■ **SHORT EXERCISE**
Search the material and gather each line with "color" in it.

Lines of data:
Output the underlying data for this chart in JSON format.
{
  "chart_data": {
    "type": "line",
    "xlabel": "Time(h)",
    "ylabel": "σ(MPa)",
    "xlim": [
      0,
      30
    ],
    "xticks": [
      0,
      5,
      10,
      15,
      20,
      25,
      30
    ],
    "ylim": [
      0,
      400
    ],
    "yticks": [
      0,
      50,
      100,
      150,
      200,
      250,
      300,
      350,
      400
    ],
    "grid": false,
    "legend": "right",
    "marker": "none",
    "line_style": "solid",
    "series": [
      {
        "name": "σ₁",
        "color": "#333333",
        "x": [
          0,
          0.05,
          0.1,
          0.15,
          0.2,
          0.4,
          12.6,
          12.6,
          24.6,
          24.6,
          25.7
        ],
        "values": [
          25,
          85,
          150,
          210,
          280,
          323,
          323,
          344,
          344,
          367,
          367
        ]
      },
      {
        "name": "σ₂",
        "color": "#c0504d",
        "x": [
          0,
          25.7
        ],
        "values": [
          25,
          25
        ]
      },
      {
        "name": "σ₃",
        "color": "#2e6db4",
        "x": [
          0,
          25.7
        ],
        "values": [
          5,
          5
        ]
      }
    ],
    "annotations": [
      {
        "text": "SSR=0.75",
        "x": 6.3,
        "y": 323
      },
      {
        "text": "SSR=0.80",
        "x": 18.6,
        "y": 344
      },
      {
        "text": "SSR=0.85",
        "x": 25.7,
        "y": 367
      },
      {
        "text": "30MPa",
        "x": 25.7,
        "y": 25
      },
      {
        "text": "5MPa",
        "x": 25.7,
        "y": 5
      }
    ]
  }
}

■ **WRITTEN SOLUTION**
        "color": "#333333",
        "color": "#c0504d",
        "color": "#2e6db4",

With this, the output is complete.